• [Task instructions]: Return every line below as is, leaving out the pictures.

• [Excerpted data]:
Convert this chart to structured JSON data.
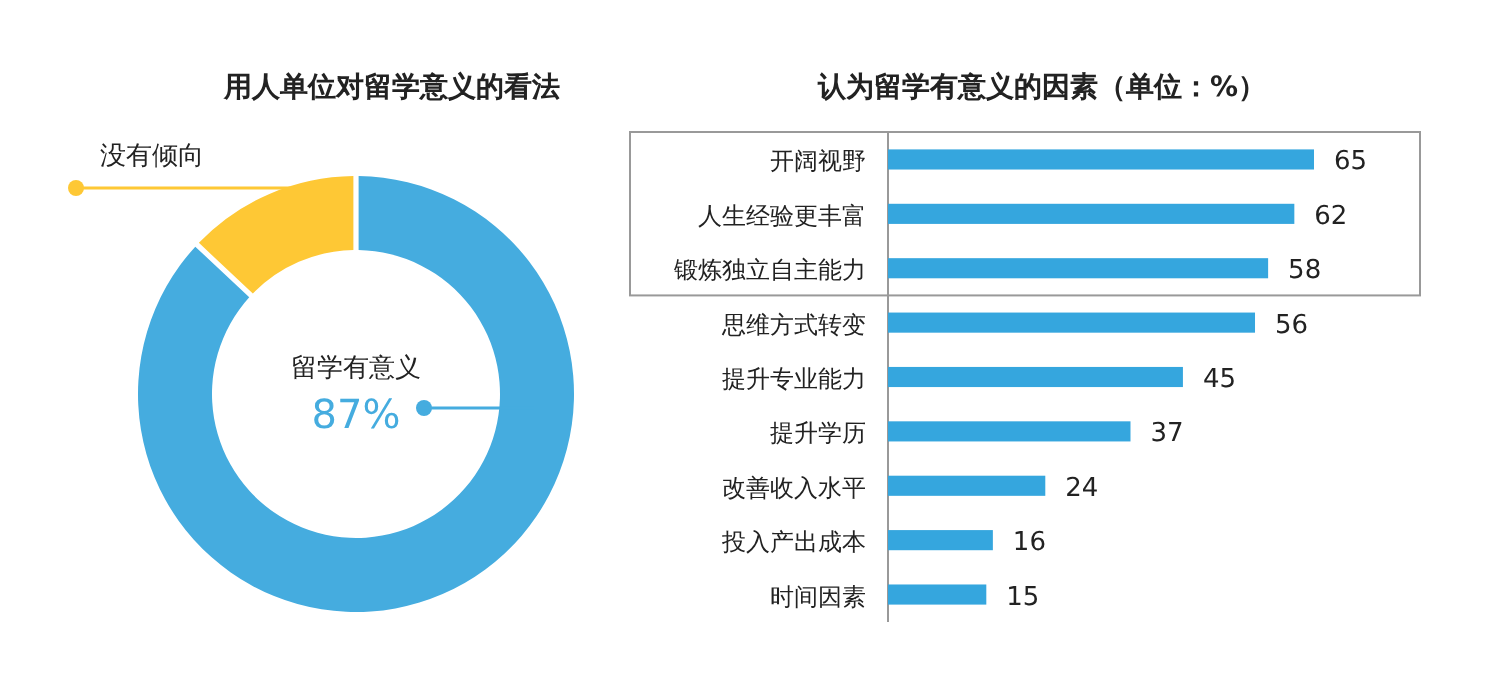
{
  "chart_data": [
    {
      "type": "donut",
      "title": "用人单位对留学意义的看法",
      "categories": [
        "留学有意义",
        "没有倾向"
      ],
      "values": [
        87,
        13
      ],
      "colors": [
        "#45acdf",
        "#fec835"
      ],
      "value_labels": [
        "87%",
        null
      ]
    },
    {
      "type": "bar",
      "orientation": "horizontal",
      "title": "认为留学有意义的因素（单位：%）",
      "categories": [
        "开阔视野",
        "人生经验更丰富",
        "锻炼独立自主能力",
        "思维方式转变",
        "提升专业能力",
        "提升学历",
        "改善收入水平",
        "投入产出成本",
        "时间因素"
      ],
      "values": [
        65,
        62,
        58,
        56,
        45,
        37,
        24,
        16,
        15
      ],
      "color": "#35a6de",
      "data_labels": true
    }
  ]
}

• [Complete response]:
Convert this chart to structured JSON data.
{
  "chart_data": [
    {
      "type": "donut",
      "title": "用人单位对留学意义的看法",
      "categories": [
        "留学有意义",
        "没有倾向"
      ],
      "values": [
        87,
        13
      ],
      "colors": [
        "#45acdf",
        "#fec835"
      ],
      "value_labels": [
        "87%",
        null
      ]
    },
    {
      "type": "bar",
      "orientation": "horizontal",
      "title": "认为留学有意义的因素（单位：%）",
      "categories": [
        "开阔视野",
        "人生经验更丰富",
        "锻炼独立自主能力",
        "思维方式转变",
        "提升专业能力",
        "提升学历",
        "改善收入水平",
        "投入产出成本",
        "时间因素"
      ],
      "values": [
        65,
        62,
        58,
        56,
        45,
        37,
        24,
        16,
        15
      ],
      "color": "#35a6de",
      "data_labels": true
    }
  ]
}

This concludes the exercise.